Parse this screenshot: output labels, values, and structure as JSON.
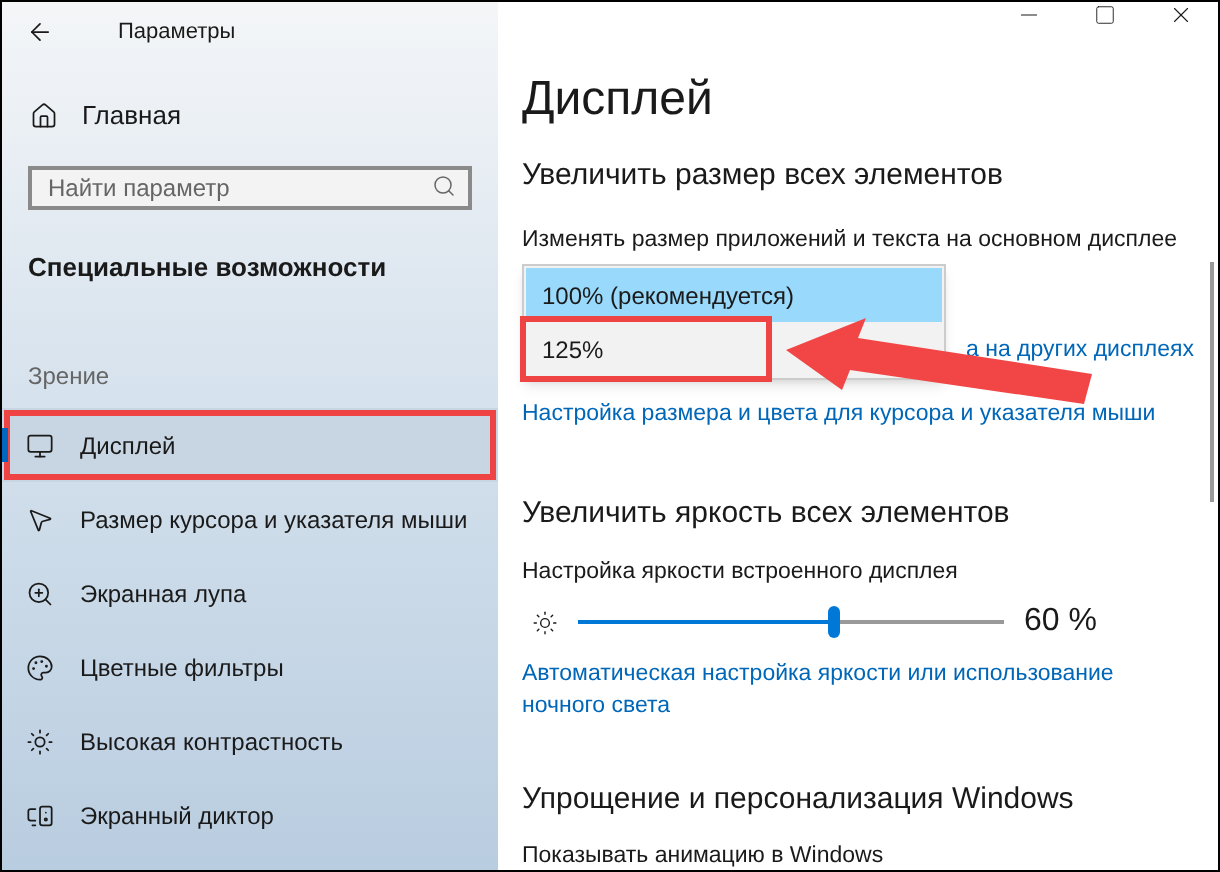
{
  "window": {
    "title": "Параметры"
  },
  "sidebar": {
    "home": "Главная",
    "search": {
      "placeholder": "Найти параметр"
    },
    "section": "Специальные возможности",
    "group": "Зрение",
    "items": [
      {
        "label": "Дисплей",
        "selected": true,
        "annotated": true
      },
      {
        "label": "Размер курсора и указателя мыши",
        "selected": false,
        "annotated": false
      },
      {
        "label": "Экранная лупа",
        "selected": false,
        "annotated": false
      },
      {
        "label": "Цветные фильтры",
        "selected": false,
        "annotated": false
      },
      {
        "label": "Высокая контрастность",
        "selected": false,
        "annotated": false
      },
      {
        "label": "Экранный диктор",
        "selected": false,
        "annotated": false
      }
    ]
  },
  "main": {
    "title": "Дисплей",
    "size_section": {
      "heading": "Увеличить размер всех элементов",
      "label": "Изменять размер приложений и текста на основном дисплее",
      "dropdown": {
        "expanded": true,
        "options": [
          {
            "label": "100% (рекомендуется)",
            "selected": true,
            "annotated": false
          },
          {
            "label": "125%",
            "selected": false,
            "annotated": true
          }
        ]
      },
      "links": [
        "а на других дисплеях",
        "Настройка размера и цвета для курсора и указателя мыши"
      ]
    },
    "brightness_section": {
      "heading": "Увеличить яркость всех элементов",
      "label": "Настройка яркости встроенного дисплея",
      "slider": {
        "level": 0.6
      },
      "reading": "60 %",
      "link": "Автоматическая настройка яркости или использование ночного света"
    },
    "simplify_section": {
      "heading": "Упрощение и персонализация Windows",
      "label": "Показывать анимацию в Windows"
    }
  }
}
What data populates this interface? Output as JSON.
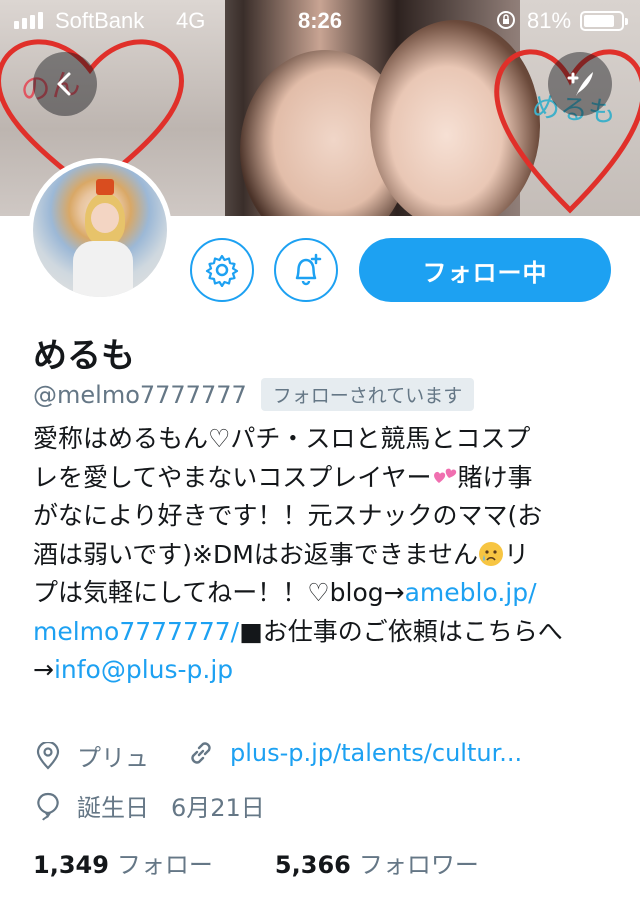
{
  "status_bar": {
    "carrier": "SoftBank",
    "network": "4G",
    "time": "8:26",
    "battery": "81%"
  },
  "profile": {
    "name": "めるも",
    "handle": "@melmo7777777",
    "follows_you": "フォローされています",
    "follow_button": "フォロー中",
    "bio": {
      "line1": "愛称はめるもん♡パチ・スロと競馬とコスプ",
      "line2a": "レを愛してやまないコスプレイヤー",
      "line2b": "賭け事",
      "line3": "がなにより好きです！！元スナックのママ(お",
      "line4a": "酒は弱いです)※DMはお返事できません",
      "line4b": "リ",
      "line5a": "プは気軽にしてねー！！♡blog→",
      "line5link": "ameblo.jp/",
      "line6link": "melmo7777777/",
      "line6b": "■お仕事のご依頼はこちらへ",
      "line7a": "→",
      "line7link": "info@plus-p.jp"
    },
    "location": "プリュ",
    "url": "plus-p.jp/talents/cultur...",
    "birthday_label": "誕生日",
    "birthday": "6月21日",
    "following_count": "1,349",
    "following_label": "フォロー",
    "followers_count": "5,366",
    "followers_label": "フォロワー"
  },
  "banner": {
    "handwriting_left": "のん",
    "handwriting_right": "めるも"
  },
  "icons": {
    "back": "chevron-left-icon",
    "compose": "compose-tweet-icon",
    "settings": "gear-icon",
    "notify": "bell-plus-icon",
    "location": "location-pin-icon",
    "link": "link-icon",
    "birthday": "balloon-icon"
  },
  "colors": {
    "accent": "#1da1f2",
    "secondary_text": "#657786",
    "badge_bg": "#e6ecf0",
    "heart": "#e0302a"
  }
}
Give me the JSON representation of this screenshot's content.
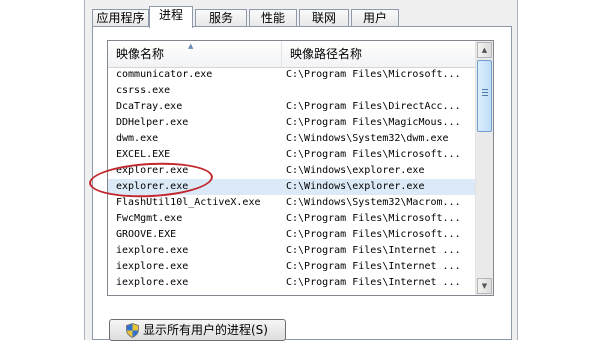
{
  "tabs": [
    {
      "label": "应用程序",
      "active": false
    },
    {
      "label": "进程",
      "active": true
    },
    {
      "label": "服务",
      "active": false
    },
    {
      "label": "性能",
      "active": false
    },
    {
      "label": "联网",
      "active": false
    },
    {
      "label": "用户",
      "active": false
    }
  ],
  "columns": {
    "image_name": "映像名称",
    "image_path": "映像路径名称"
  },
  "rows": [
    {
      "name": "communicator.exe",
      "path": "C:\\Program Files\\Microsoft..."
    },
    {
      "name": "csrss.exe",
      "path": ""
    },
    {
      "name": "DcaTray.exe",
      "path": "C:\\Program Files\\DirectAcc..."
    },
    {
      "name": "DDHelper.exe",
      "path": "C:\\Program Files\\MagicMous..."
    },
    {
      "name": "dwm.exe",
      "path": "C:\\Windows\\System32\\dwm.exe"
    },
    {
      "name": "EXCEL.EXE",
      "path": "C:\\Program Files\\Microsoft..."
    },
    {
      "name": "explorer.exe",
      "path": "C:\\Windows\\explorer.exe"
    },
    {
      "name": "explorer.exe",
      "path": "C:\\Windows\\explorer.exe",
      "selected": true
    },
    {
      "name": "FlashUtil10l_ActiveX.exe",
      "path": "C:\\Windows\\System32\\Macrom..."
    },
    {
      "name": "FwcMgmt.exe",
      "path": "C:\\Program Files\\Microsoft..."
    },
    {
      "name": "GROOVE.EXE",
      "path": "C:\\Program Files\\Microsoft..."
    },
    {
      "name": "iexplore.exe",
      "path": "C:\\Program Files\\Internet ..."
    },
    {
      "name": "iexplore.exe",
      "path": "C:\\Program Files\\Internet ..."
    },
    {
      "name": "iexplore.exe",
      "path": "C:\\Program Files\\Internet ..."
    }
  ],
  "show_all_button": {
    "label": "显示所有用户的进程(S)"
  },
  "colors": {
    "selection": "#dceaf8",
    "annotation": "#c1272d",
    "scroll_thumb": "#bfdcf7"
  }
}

◆ Set task: Gather up the lines that contain the word "JSON".

◆ Written answer:
Parse this screenshot: output labels, values, and structure as JSON.
What data populates this interface? Output as JSON.
Give me the JSON representation of this screenshot's content.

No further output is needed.